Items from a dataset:
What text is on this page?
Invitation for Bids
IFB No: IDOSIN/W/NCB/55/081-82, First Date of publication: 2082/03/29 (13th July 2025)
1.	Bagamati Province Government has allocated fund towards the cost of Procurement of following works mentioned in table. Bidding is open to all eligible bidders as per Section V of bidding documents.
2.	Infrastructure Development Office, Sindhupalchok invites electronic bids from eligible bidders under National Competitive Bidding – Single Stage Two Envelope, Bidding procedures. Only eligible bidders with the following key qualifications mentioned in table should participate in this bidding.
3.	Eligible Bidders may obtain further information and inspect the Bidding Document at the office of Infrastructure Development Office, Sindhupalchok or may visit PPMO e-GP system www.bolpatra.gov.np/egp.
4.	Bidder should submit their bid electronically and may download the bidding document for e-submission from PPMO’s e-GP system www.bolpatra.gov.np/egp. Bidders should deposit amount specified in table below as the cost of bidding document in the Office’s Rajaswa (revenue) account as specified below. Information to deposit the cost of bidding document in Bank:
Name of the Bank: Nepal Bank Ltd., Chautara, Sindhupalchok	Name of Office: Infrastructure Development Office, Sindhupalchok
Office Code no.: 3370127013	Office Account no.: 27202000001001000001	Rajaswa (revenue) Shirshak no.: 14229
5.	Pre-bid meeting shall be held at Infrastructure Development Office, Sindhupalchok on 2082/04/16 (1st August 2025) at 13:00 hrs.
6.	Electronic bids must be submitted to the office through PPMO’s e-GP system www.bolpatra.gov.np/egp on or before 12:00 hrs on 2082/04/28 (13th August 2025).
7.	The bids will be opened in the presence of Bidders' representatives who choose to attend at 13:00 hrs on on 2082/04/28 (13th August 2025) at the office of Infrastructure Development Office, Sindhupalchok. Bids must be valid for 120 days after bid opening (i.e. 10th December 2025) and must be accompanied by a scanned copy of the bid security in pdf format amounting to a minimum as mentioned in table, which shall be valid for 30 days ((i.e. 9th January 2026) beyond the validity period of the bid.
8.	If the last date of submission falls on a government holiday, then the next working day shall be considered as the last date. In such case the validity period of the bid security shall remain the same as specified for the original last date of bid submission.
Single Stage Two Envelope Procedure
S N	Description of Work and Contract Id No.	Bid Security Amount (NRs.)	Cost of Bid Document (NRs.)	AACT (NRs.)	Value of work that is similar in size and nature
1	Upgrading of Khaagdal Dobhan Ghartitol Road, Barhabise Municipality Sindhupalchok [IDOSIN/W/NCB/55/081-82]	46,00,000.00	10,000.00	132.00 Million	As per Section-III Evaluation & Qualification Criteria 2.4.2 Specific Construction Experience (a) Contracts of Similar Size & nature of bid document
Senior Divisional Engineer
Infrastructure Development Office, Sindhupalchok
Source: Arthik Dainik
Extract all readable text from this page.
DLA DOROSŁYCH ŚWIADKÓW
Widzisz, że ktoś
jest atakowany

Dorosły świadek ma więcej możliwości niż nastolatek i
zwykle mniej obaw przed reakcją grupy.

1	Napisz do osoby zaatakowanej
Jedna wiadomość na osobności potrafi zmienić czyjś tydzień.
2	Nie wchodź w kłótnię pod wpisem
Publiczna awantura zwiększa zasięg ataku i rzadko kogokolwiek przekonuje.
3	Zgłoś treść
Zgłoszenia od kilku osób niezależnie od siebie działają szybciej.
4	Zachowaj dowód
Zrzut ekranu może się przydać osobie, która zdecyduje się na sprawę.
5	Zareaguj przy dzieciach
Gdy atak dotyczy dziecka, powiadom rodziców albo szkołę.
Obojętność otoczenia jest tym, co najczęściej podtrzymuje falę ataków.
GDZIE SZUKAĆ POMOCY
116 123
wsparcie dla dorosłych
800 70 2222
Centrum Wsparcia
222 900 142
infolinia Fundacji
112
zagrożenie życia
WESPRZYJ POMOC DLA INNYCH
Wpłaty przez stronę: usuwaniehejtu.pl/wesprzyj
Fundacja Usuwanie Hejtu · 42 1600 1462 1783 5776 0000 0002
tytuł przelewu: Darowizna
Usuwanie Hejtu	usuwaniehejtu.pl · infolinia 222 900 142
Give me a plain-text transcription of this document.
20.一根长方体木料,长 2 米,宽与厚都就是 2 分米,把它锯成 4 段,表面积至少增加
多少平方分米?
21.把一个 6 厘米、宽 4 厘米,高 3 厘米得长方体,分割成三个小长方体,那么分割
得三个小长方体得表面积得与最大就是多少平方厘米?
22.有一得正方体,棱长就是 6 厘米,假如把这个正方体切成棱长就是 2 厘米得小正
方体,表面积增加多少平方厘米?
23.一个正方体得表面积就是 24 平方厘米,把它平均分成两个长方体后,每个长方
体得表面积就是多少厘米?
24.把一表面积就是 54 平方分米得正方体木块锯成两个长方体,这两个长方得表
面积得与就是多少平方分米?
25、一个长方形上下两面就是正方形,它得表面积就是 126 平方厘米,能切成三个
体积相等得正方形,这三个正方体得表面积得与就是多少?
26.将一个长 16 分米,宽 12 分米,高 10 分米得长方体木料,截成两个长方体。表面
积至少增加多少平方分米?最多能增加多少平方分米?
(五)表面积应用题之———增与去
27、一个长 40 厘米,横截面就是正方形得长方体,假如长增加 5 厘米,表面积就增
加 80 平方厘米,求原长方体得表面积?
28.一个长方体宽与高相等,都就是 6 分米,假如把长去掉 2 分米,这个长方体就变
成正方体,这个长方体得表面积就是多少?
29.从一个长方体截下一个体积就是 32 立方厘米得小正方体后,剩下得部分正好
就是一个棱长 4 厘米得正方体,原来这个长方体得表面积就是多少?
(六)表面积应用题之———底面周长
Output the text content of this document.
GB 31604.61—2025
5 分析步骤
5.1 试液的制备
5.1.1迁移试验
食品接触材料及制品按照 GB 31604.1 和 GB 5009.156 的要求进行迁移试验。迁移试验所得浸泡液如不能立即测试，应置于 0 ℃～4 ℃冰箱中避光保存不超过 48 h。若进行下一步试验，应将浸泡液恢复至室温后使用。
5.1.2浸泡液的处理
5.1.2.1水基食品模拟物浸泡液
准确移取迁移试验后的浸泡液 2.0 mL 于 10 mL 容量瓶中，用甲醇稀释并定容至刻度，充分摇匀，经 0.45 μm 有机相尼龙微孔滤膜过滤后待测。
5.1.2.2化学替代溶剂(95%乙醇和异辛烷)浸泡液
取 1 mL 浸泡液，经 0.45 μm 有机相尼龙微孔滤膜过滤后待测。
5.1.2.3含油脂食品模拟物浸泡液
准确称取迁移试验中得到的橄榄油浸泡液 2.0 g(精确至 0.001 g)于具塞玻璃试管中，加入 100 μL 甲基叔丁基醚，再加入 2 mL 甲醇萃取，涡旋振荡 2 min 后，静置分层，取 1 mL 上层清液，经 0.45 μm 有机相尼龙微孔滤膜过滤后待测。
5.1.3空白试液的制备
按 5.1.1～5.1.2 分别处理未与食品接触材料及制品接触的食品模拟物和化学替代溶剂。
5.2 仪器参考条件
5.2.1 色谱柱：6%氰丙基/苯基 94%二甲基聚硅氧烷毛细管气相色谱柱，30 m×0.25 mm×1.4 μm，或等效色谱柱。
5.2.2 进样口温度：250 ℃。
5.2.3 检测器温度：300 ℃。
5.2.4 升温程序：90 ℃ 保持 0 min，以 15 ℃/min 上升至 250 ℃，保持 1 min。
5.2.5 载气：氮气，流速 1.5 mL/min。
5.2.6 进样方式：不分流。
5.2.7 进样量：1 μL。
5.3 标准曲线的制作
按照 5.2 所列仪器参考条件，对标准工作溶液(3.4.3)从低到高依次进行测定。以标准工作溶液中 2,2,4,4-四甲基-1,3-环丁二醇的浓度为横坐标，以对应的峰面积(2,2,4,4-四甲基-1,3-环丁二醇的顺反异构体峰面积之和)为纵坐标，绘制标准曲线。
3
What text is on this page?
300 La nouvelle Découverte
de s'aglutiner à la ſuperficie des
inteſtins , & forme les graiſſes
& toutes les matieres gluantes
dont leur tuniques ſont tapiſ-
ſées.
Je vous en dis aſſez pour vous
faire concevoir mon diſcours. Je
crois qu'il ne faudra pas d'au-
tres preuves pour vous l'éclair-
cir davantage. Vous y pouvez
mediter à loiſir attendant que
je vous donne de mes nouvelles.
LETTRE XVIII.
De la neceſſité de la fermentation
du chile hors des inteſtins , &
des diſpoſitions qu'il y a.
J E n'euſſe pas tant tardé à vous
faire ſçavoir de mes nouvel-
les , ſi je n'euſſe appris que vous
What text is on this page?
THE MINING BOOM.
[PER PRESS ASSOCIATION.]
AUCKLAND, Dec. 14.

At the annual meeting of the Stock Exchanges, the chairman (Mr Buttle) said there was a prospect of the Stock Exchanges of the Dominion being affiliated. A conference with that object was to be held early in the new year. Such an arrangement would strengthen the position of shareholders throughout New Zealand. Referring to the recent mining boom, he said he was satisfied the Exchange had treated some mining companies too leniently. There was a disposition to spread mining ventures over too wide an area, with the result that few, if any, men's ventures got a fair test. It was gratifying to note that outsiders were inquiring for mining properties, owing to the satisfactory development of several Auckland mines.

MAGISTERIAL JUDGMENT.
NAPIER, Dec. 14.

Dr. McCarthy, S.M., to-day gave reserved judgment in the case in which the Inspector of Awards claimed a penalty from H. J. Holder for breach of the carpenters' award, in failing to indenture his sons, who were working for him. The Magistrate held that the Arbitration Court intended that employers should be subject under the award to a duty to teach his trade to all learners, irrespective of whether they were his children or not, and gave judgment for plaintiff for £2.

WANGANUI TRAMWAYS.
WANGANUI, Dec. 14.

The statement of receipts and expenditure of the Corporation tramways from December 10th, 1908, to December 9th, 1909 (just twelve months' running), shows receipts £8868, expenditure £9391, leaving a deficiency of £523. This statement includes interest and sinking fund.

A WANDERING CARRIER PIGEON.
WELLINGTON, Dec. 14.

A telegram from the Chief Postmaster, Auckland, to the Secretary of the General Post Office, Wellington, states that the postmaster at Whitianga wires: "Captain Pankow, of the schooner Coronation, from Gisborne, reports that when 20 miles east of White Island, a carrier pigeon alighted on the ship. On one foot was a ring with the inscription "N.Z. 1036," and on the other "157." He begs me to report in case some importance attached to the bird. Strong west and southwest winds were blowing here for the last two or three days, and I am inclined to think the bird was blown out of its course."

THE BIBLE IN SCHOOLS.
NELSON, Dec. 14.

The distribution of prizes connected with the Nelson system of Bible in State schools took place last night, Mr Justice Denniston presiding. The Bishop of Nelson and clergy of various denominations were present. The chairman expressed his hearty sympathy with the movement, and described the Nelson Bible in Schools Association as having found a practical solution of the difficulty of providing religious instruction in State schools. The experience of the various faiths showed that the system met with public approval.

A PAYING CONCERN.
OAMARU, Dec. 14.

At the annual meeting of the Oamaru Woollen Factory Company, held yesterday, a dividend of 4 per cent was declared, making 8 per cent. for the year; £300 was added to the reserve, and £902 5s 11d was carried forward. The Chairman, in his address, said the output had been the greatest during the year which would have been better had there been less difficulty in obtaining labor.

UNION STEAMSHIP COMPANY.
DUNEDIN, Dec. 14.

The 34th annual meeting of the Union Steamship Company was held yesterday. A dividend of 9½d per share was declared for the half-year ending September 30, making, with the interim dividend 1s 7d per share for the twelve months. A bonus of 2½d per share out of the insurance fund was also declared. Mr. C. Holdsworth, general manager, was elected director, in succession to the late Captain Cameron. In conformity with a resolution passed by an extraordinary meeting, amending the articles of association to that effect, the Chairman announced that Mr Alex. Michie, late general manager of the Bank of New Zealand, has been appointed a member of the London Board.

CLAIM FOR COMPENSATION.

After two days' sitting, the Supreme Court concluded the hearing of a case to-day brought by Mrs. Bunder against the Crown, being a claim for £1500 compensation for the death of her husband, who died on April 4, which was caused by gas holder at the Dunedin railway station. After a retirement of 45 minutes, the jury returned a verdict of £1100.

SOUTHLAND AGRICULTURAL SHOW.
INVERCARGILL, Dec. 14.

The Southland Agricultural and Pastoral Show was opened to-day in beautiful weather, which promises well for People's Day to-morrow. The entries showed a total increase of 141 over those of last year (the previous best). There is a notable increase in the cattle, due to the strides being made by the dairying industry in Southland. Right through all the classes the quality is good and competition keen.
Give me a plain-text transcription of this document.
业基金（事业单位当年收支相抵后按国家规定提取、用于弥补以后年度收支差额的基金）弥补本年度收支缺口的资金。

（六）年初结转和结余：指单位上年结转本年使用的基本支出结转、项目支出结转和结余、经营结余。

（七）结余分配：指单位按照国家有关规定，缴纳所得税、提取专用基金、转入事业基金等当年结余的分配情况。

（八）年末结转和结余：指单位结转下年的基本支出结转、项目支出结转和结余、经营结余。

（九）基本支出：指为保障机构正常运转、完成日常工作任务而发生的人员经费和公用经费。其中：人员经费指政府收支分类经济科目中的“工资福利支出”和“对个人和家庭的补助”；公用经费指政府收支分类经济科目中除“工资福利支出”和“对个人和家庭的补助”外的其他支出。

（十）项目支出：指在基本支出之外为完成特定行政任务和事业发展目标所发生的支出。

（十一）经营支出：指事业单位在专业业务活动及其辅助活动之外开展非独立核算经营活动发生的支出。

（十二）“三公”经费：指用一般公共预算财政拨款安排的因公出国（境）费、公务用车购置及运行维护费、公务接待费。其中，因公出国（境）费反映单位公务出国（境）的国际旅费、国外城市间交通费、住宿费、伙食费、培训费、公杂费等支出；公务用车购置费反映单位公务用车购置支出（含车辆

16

EXERCISE DIRECTIONS: In the records, locate each line holding the string "faire" and copy it.

EXERCISE RESPONSE:
faire concevoir mon diſcours. Je
faire ſçavoir de mes nouvel-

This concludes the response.